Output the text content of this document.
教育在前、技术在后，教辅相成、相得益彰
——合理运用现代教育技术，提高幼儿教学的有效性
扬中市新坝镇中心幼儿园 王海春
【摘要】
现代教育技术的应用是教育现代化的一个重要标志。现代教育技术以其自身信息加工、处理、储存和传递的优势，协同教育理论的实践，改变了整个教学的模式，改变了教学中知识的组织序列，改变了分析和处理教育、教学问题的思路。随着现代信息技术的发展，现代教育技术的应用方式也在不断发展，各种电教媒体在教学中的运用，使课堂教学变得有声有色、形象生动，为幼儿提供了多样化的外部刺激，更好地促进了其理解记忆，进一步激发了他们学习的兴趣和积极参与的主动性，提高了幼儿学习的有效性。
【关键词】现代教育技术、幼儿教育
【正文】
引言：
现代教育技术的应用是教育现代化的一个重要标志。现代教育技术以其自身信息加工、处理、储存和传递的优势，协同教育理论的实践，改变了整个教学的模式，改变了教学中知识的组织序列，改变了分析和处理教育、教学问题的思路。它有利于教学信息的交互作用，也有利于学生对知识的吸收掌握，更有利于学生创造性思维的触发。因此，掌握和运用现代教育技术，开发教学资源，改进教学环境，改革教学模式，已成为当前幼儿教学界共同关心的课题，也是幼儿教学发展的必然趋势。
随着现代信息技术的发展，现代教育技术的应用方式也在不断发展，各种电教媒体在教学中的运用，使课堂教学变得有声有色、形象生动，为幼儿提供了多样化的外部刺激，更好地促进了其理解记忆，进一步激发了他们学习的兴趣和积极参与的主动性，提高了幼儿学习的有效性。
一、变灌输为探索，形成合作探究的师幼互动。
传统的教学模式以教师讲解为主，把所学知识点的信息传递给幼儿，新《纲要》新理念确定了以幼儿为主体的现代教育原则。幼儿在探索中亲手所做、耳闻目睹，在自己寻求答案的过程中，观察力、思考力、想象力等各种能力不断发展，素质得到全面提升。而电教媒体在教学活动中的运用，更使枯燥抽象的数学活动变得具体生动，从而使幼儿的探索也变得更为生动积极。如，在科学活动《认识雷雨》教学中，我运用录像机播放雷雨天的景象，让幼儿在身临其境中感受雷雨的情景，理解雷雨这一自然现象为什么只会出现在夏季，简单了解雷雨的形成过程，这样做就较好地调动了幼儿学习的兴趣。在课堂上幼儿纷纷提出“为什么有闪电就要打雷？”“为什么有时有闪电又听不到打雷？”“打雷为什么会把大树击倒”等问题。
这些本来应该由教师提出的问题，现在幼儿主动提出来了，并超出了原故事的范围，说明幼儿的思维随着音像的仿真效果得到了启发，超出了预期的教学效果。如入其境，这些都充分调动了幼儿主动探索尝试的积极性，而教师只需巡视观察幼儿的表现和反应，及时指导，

____________________

GOAL
Print every entry exactly as written.

THE REPLY
Output the text content of this document.
教育在前、技术在后，教辅相成、相得益彰
——合理运用现代教育技术，提高幼儿教学的有效性
扬中市新坝镇中心幼儿园 王海春
【摘要】
现代教育技术的应用是教育现代化的一个重要标志。现代教育技术以其自身信息加工、处理、储存和传递的优势，协同教育理论的实践，改变了整个教学的模式，改变了教学中知识的组织序列，改变了分析和处理教育、教学问题的思路。随着现代信息技术的发展，现代教育技术的应用方式也在不断发展，各种电教媒体在教学中的运用，使课堂教学变得有声有色、形象生动，为幼儿提供了多样化的外部刺激，更好地促进了其理解记忆，进一步激发了他们学习的兴趣和积极参与的主动性，提高了幼儿学习的有效性。
【关键词】现代教育技术、幼儿教育
【正文】
引言：
现代教育技术的应用是教育现代化的一个重要标志。现代教育技术以其自身信息加工、处理、储存和传递的优势，协同教育理论的实践，改变了整个教学的模式，改变了教学中知识的组织序列，改变了分析和处理教育、教学问题的思路。它有利于教学信息的交互作用，也有利于学生对知识的吸收掌握，更有利于学生创造性思维的触发。因此，掌握和运用现代教育技术，开发教学资源，改进教学环境，改革教学模式，已成为当前幼儿教学界共同关心的课题，也是幼儿教学发展的必然趋势。
随着现代信息技术的发展，现代教育技术的应用方式也在不断发展，各种电教媒体在教学中的运用，使课堂教学变得有声有色、形象生动，为幼儿提供了多样化的外部刺激，更好地促进了其理解记忆，进一步激发了他们学习的兴趣和积极参与的主动性，提高了幼儿学习的有效性。
一、变灌输为探索，形成合作探究的师幼互动。
传统的教学模式以教师讲解为主，把所学知识点的信息传递给幼儿，新《纲要》新理念确定了以幼儿为主体的现代教育原则。幼儿在探索中亲手所做、耳闻目睹，在自己寻求答案的过程中，观察力、思考力、想象力等各种能力不断发展，素质得到全面提升。而电教媒体在教学活动中的运用，更使枯燥抽象的数学活动变得具体生动，从而使幼儿的探索也变得更为生动积极。如，在科学活动《认识雷雨》教学中，我运用录像机播放雷雨天的景象，让幼儿在身临其境中感受雷雨的情景，理解雷雨这一自然现象为什么只会出现在夏季，简单了解雷雨的形成过程，这样做就较好地调动了幼儿学习的兴趣。在课堂上幼儿纷纷提出“为什么有闪电就要打雷？”“为什么有时有闪电又听不到打雷？”“打雷为什么会把大树击倒”等问题。
这些本来应该由教师提出的问题，现在幼儿主动提出来了，并超出了原故事的范围，说明幼儿的思维随着音像的仿真效果得到了启发，超出了预期的教学效果。如入其境，这些都充分调动了幼儿主动探索尝试的积极性，而教师只需巡视观察幼儿的表现和反应，及时指导，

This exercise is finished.